- PROBLEM
Without the pictures, copy all the entries below exactly.

_ _ _ _ _

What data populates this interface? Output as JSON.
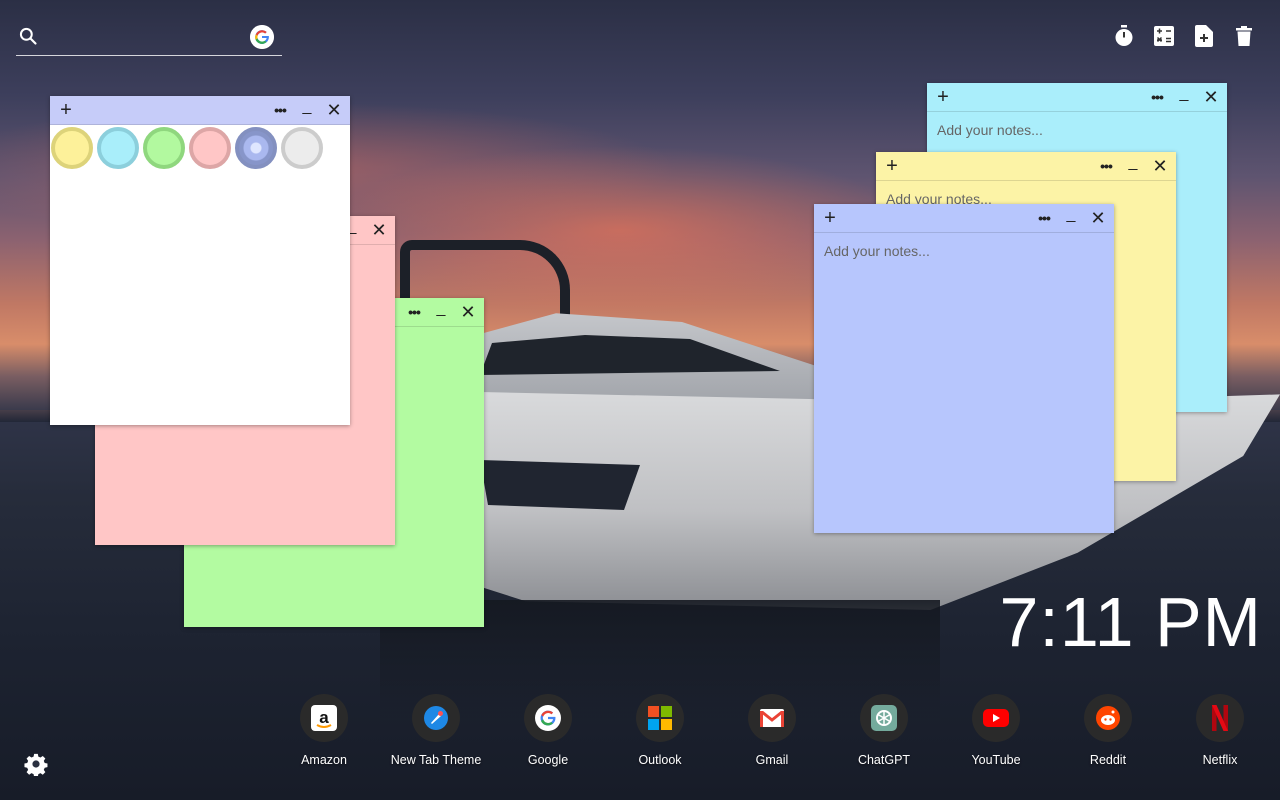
{
  "search": {
    "placeholder": "",
    "value": ""
  },
  "topbar": {
    "icons": [
      "timer-icon",
      "calculator-icon",
      "new-note-icon",
      "trash-icon"
    ]
  },
  "notes": {
    "toolbar": {
      "add": "+",
      "more": "•••",
      "minimize": "_",
      "close": "✕"
    },
    "placeholder": "Add your notes...",
    "swatches": [
      {
        "name": "yellow",
        "fill": "#fdf19a",
        "ring": "#ddd37a"
      },
      {
        "name": "cyan",
        "fill": "#a9eefa",
        "ring": "#8ccfdc"
      },
      {
        "name": "green",
        "fill": "#b2f99f",
        "ring": "#8fd77e"
      },
      {
        "name": "pink",
        "fill": "#ffc6c6",
        "ring": "#dda6a6"
      },
      {
        "name": "blue",
        "fill": "#b6c5fc",
        "ring": "#8390c0"
      },
      {
        "name": "white",
        "fill": "#ececec",
        "ring": "#cccccc"
      }
    ]
  },
  "clock": {
    "time": "7:11 PM"
  },
  "dock": {
    "apps": [
      {
        "label": "Amazon"
      },
      {
        "label": "New Tab Theme"
      },
      {
        "label": "Google"
      },
      {
        "label": "Outlook"
      },
      {
        "label": "Gmail"
      },
      {
        "label": "ChatGPT"
      },
      {
        "label": "YouTube"
      },
      {
        "label": "Reddit"
      },
      {
        "label": "Netflix"
      }
    ]
  }
}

_ _ _ _ _

- COMPLETED TASK
What data populates this interface? Output as JSON.
{
  "search": {
    "placeholder": "",
    "value": ""
  },
  "topbar": {
    "icons": [
      "timer-icon",
      "calculator-icon",
      "new-note-icon",
      "trash-icon"
    ]
  },
  "notes": {
    "toolbar": {
      "add": "+",
      "more": "•••",
      "minimize": "_",
      "close": "✕"
    },
    "placeholder": "Add your notes...",
    "swatches": [
      {
        "name": "yellow",
        "fill": "#fdf19a",
        "ring": "#ddd37a"
      },
      {
        "name": "cyan",
        "fill": "#a9eefa",
        "ring": "#8ccfdc"
      },
      {
        "name": "green",
        "fill": "#b2f99f",
        "ring": "#8fd77e"
      },
      {
        "name": "pink",
        "fill": "#ffc6c6",
        "ring": "#dda6a6"
      },
      {
        "name": "blue",
        "fill": "#b6c5fc",
        "ring": "#8390c0"
      },
      {
        "name": "white",
        "fill": "#ececec",
        "ring": "#cccccc"
      }
    ]
  },
  "clock": {
    "time": "7:11 PM"
  },
  "dock": {
    "apps": [
      {
        "label": "Amazon"
      },
      {
        "label": "New Tab Theme"
      },
      {
        "label": "Google"
      },
      {
        "label": "Outlook"
      },
      {
        "label": "Gmail"
      },
      {
        "label": "ChatGPT"
      },
      {
        "label": "YouTube"
      },
      {
        "label": "Reddit"
      },
      {
        "label": "Netflix"
      }
    ]
  }
}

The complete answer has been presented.